WRITTEN INSTRUCTION: Return the listing word for word, as given.

EXTRACTED ENTRIES start

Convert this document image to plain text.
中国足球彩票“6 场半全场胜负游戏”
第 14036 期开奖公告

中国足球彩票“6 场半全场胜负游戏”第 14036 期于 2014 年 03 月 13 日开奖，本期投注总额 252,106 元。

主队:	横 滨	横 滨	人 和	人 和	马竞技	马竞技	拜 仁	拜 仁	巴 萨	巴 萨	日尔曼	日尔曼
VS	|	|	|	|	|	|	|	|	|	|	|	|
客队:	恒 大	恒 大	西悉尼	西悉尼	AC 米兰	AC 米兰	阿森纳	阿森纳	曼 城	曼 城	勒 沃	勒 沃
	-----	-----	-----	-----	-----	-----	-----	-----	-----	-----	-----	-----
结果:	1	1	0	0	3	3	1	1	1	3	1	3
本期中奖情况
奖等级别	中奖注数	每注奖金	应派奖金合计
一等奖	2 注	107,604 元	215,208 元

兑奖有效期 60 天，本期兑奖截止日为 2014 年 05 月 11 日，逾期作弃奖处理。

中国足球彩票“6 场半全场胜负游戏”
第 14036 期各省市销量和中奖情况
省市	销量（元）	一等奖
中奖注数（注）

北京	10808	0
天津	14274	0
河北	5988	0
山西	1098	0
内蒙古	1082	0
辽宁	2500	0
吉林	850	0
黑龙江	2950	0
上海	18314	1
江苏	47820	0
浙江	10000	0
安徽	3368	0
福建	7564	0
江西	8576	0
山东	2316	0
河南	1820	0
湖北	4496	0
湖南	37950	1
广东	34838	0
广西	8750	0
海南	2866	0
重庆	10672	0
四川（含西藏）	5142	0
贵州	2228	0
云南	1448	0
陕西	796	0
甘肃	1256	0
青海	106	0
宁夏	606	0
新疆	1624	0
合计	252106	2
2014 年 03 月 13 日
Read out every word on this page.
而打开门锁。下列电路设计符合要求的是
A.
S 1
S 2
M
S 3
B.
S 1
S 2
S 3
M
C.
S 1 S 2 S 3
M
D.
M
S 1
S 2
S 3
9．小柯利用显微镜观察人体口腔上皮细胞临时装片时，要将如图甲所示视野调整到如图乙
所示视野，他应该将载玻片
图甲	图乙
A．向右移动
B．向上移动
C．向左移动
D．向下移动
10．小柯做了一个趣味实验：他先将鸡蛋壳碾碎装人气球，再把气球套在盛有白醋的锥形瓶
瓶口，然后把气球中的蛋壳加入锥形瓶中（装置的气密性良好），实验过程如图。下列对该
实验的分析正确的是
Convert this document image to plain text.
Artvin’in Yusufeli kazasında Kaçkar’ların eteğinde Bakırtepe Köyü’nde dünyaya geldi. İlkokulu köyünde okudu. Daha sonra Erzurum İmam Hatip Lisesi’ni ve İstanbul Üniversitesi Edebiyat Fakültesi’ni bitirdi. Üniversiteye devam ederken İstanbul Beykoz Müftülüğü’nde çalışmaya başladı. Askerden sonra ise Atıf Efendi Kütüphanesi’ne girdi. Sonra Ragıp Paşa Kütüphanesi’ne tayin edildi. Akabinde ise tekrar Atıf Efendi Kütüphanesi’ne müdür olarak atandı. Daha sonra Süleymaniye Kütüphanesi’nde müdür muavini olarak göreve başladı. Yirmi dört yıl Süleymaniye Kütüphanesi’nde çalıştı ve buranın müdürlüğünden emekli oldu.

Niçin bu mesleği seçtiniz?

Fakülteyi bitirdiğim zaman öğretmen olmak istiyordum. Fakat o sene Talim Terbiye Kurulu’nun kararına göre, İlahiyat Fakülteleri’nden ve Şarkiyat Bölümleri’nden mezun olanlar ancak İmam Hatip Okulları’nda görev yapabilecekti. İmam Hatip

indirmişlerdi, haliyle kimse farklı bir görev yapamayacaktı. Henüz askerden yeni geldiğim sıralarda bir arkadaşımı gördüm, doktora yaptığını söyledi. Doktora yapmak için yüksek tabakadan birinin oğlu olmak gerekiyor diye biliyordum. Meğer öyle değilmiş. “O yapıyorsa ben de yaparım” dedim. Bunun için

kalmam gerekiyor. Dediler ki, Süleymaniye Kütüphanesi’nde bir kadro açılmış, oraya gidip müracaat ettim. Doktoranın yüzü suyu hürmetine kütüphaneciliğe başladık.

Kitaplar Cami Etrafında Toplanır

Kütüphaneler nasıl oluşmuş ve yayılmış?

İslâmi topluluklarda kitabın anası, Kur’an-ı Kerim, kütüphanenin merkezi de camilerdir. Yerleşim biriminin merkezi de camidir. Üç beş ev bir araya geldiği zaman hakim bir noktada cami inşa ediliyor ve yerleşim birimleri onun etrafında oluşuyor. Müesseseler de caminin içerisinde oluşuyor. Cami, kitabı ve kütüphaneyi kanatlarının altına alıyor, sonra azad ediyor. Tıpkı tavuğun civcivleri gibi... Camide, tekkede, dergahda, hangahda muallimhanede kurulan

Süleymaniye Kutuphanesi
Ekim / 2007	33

EXTRACTED ENTRIES end

RESULT:
Convert this document image to plain text.
中国足球彩票“6 场半全场胜负游戏”
第 14036 期开奖公告

中国足球彩票“6 场半全场胜负游戏”第 14036 期于 2014 年 03 月 13 日开奖，本期投注总额 252,106 元。

主队:	横 滨	横 滨	人 和	人 和	马竞技	马竞技	拜 仁	拜 仁	巴 萨	巴 萨	日尔曼	日尔曼
VS	|	|	|	|	|	|	|	|	|	|	|	|
客队:	恒 大	恒 大	西悉尼	西悉尼	AC 米兰	AC 米兰	阿森纳	阿森纳	曼 城	曼 城	勒 沃	勒 沃
	-----	-----	-----	-----	-----	-----	-----	-----	-----	-----	-----	-----
结果:	1	1	0	0	3	3	1	1	1	3	1	3
本期中奖情况
奖等级别	中奖注数	每注奖金	应派奖金合计
一等奖	2 注	107,604 元	215,208 元

兑奖有效期 60 天，本期兑奖截止日为 2014 年 05 月 11 日，逾期作弃奖处理。

中国足球彩票“6 场半全场胜负游戏”
第 14036 期各省市销量和中奖情况
省市	销量（元）	一等奖
中奖注数（注）

北京	10808	0
天津	14274	0
河北	5988	0
山西	1098	0
内蒙古	1082	0
辽宁	2500	0
吉林	850	0
黑龙江	2950	0
上海	18314	1
江苏	47820	0
浙江	10000	0
安徽	3368	0
福建	7564	0
江西	8576	0
山东	2316	0
河南	1820	0
湖北	4496	0
湖南	37950	1
广东	34838	0
广西	8750	0
海南	2866	0
重庆	10672	0
四川（含西藏）	5142	0
贵州	2228	0
云南	1448	0
陕西	796	0
甘肃	1256	0
青海	106	0
宁夏	606	0
新疆	1624	0
合计	252106	2
2014 年 03 月 13 日
Read out every word on this page.
而打开门锁。下列电路设计符合要求的是
A.
S 1
S 2
M
S 3
B.
S 1
S 2
S 3
M
C.
S 1 S 2 S 3
M
D.
M
S 1
S 2
S 3
9．小柯利用显微镜观察人体口腔上皮细胞临时装片时，要将如图甲所示视野调整到如图乙
所示视野，他应该将载玻片
图甲	图乙
A．向右移动
B．向上移动
C．向左移动
D．向下移动
10．小柯做了一个趣味实验：他先将鸡蛋壳碾碎装人气球，再把气球套在盛有白醋的锥形瓶
瓶口，然后把气球中的蛋壳加入锥形瓶中（装置的气密性良好），实验过程如图。下列对该
实验的分析正确的是
Convert this document image to plain text.
Artvin’in Yusufeli kazasında Kaçkar’ların eteğinde Bakırtepe Köyü’nde dünyaya geldi. İlkokulu köyünde okudu. Daha sonra Erzurum İmam Hatip Lisesi’ni ve İstanbul Üniversitesi Edebiyat Fakültesi’ni bitirdi. Üniversiteye devam ederken İstanbul Beykoz Müftülüğü’nde çalışmaya başladı. Askerden sonra ise Atıf Efendi Kütüphanesi’ne girdi. Sonra Ragıp Paşa Kütüphanesi’ne tayin edildi. Akabinde ise tekrar Atıf Efendi Kütüphanesi’ne müdür olarak atandı. Daha sonra Süleymaniye Kütüphanesi’nde müdür muavini olarak göreve başladı. Yirmi dört yıl Süleymaniye Kütüphanesi’nde çalıştı ve buranın müdürlüğünden emekli oldu.

Niçin bu mesleği seçtiniz?

Fakülteyi bitirdiğim zaman öğretmen olmak istiyordum. Fakat o sene Talim Terbiye Kurulu’nun kararına göre, İlahiyat Fakülteleri’nden ve Şarkiyat Bölümleri’nden mezun olanlar ancak İmam Hatip Okulları’nda görev yapabilecekti. İmam Hatip

indirmişlerdi, haliyle kimse farklı bir görev yapamayacaktı. Henüz askerden yeni geldiğim sıralarda bir arkadaşımı gördüm, doktora yaptığını söyledi. Doktora yapmak için yüksek tabakadan birinin oğlu olmak gerekiyor diye biliyordum. Meğer öyle değilmiş. “O yapıyorsa ben de yaparım” dedim. Bunun için

kalmam gerekiyor. Dediler ki, Süleymaniye Kütüphanesi’nde bir kadro açılmış, oraya gidip müracaat ettim. Doktoranın yüzü suyu hürmetine kütüphaneciliğe başladık.

Kitaplar Cami Etrafında Toplanır

Kütüphaneler nasıl oluşmuş ve yayılmış?

İslâmi topluluklarda kitabın anası, Kur’an-ı Kerim, kütüphanenin merkezi de camilerdir. Yerleşim biriminin merkezi de camidir. Üç beş ev bir araya geldiği zaman hakim bir noktada cami inşa ediliyor ve yerleşim birimleri onun etrafında oluşuyor. Müesseseler de caminin içerisinde oluşuyor. Cami, kitabı ve kütüphaneyi kanatlarının altına alıyor, sonra azad ediyor. Tıpkı tavuğun civcivleri gibi... Camide, tekkede, dergahda, hangahda muallimhanede kurulan

Süleymaniye Kutuphanesi
Ekim / 2007	33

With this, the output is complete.